Se há espíritas considerados progressistas, eles são dissidentes. Nomes como Sérgio Aleixo e Dora Incontri, críticos da deturpação espírita (catolicização), e o hesitante Franklin Félix (bastante confuso ao acolhimento do Espiritismo, apreciando a deturpação representada por Chico Xavier), compareceram recentemente ao ato inter-religioso Lula Livre, agosto passado, e, ontem, em mais um encontro inter-religioso em favor do petista.

Embora essas correntes progressistas tentem o protagonismo no "movimento espírita", o que é justo, por parte de Aleixo e Incontri, mais voltados ao pensamento kardeciano original, eles no entanto atuam como dissidentes e como uma corrente minoritária, se observarmos que a "Federação Espírita Brasileira", conhecida como o "Vaticano espírita", instituição da qual Chico Xavier exerceu fidelidade canina, sempre adotou uma orientação profundamente conservadora, que vale até hoje.

LUCIANO HUCK

Podemos afirmar, seguramente, que, se Chico Xavier vivesse hoje e rompesse com o bolsonarismo, ele se aproximaria dos ventos "ativistas" simbolizados pelo movimento Renova BR, dentro de um espírito supostamente humanitário que começa a virar moda através de fenômenos como Greta Thunberg, adolescente que supostamente milita pelo ambientalismo, e a brasileira Tábata Amaral, patrocinada pelo homem mais rico do Brasil segundo a Forbes, o dono da Ambev Jorge Paulo Lemann.

- _MATERIAL FORNECIDO_:

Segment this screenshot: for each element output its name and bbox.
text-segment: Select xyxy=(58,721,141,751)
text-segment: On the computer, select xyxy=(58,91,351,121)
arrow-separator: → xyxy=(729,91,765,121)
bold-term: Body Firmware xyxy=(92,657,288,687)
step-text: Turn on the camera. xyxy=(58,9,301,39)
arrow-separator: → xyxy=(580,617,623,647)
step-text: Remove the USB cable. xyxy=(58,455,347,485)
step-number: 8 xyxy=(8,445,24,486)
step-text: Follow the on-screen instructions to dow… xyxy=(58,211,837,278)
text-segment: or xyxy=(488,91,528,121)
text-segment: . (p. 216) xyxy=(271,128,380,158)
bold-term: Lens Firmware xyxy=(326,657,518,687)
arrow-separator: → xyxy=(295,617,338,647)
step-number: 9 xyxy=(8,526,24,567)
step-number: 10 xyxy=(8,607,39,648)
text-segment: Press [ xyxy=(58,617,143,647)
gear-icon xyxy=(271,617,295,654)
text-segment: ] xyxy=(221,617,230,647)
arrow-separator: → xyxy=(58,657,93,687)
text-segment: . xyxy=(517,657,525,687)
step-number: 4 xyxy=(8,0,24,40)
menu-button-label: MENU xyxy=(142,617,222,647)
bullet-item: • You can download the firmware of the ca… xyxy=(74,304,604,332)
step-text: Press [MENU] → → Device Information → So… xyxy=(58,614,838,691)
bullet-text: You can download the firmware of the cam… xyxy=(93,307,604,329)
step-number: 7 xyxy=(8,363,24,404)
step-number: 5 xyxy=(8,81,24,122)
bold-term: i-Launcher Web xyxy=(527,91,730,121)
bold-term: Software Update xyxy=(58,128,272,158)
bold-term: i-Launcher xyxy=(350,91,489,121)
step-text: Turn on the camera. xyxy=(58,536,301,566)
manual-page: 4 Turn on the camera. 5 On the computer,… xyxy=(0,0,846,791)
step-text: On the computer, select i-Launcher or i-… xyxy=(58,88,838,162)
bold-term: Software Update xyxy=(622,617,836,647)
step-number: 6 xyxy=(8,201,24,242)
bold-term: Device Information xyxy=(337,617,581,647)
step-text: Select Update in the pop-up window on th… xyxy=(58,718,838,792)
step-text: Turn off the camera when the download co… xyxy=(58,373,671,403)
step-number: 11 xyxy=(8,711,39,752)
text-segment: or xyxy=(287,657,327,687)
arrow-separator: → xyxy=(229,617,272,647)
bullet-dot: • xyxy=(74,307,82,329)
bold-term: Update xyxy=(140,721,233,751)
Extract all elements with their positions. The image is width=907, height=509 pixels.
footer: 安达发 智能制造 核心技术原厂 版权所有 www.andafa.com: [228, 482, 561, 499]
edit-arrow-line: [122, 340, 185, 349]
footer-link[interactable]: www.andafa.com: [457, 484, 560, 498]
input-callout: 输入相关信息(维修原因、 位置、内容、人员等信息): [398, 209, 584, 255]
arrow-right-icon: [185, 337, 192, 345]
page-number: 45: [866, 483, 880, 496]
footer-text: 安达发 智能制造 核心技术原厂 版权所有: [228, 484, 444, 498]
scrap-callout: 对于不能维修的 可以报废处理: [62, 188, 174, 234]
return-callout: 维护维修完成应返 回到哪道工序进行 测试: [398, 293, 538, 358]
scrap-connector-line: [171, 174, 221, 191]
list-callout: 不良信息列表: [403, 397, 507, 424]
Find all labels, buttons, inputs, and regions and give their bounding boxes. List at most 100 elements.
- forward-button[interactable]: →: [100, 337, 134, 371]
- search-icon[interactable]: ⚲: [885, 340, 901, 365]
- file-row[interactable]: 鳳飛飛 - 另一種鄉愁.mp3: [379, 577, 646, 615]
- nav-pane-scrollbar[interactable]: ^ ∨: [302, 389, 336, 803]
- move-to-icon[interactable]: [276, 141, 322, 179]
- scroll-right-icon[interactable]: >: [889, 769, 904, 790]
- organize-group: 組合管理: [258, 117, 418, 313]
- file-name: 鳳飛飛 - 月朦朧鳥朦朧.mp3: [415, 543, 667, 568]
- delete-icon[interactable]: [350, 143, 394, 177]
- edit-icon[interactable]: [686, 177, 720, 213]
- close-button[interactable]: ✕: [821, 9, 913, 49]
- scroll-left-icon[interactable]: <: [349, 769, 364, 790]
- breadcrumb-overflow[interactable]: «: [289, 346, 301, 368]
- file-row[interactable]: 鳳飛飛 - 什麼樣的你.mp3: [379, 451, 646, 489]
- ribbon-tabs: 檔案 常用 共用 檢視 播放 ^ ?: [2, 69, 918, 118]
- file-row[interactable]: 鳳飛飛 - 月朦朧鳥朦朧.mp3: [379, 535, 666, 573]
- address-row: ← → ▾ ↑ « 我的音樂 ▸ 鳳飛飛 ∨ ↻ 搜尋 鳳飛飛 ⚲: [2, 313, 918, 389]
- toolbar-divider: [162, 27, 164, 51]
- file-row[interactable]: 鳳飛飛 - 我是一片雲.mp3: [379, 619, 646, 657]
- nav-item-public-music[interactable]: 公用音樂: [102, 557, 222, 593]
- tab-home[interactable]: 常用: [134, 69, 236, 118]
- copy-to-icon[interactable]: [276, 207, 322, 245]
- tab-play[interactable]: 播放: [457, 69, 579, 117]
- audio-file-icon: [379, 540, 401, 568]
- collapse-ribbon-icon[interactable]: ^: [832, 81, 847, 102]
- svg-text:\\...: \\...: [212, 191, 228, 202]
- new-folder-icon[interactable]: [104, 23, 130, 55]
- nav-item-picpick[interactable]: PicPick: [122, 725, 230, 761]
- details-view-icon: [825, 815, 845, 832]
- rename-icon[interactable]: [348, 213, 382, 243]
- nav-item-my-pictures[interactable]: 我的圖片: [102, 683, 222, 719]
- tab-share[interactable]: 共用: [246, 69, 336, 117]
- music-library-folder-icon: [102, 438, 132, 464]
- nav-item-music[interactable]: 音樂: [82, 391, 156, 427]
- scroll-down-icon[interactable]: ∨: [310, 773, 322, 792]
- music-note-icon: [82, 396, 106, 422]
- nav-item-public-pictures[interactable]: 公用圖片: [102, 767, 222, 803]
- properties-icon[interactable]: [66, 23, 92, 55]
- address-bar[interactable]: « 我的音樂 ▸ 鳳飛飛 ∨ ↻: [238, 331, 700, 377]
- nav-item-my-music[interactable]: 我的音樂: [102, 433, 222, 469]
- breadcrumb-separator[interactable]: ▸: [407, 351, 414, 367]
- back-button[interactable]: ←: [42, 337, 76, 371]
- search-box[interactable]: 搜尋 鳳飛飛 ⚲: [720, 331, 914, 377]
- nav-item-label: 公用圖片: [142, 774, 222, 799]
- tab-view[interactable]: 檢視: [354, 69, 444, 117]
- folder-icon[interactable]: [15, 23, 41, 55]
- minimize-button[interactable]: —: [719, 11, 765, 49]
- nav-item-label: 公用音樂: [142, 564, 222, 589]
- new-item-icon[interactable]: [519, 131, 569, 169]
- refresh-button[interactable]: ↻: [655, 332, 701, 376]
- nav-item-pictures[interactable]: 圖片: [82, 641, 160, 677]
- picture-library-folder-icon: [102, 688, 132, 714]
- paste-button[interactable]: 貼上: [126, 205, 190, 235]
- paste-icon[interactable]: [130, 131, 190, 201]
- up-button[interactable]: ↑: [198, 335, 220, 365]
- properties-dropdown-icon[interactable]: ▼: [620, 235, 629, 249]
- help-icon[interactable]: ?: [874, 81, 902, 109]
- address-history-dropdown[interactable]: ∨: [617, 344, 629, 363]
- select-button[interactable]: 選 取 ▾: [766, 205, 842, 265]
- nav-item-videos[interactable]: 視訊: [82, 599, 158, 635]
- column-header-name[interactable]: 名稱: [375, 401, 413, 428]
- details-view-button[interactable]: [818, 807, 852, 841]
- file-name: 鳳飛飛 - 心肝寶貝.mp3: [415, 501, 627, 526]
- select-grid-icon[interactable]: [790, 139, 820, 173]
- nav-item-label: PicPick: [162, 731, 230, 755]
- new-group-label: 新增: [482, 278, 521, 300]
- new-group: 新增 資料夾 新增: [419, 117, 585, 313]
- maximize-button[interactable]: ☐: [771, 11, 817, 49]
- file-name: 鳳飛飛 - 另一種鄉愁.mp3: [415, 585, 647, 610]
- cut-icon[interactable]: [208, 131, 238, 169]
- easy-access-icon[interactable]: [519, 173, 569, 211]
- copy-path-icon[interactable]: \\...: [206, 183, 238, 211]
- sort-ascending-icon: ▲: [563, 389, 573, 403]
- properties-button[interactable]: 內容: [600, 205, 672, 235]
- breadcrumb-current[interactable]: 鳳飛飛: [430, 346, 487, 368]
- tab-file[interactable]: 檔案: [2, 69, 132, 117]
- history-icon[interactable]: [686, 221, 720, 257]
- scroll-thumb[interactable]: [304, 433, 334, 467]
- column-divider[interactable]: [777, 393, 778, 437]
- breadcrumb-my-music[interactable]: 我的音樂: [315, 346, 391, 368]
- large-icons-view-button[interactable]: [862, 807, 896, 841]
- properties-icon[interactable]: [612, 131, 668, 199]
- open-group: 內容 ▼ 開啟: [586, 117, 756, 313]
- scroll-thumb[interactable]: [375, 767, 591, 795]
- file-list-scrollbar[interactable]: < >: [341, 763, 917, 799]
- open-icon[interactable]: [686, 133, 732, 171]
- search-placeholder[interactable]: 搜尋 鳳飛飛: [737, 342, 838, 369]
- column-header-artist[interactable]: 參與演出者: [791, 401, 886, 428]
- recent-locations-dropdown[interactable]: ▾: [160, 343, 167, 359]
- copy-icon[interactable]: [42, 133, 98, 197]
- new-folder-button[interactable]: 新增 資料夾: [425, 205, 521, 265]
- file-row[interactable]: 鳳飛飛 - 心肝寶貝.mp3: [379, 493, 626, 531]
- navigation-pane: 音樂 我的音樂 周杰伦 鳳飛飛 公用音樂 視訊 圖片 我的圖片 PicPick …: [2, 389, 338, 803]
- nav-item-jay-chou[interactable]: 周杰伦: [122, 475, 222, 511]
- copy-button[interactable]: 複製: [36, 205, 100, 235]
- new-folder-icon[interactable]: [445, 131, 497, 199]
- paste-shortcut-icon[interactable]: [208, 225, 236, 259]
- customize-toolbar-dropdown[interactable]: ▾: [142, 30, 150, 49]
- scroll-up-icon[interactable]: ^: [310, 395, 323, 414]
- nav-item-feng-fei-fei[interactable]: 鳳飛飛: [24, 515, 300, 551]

- _TAREFAS_:
1. Diga se cada afirmação concorda com o texto sobre os espíritas progressistas, respondendo sim ou não e citando literalmente as palavras do texto que decidem a questão: (a) Sérgio Aleixo e Dora Incontri compareceram ao ato inter-religioso Lula Livre; (b) a Federação Espírita Brasileira sempre adotou uma orientação progressista; (c) Tábata Amaral é patrocinada por Jorge Paulo Lemann.
2. Reescreva o trecho do texto sobre os espíritas progressistas que vai de "Podemos afirmar, seguramente, que, se" até "Jorge Paulo Lemann.", trocando "adolescente" por "jovem".
As entradas constituem um material independente do texto.

- _RESULTADOS ESPERADOS_:
1.
(a) Sim: "Nomes como Sérgio Aleixo e Dora Incontri" e "compareceram recentemente ao ato inter-religioso Lula Livre".
(b) Não: "sempre adotou uma orientação profundamente conservadora".
(c) Sim: "patrocinada pelo homem mais rico do Brasil segundo a Forbes, o dono da Ambev Jorge Paulo Lemann".

2.
Podemos afirmar, seguramente, que, se Chico Xavier vivesse hoje e rompesse com o bolsonarismo, ele se aproximaria dos ventos "ativistas" simbolizados pelo movimento Renova BR, dentro de um espírito supostamente humanitário que começa a virar moda através de fenômenos como Greta Thunberg, jovem que supostamente milita pelo ambientalismo, e a brasileira Tábata Amaral, patrocinada pelo homem mais rico do Brasil segundo a Forbes, o dono da Ambev Jorge Paulo Lemann.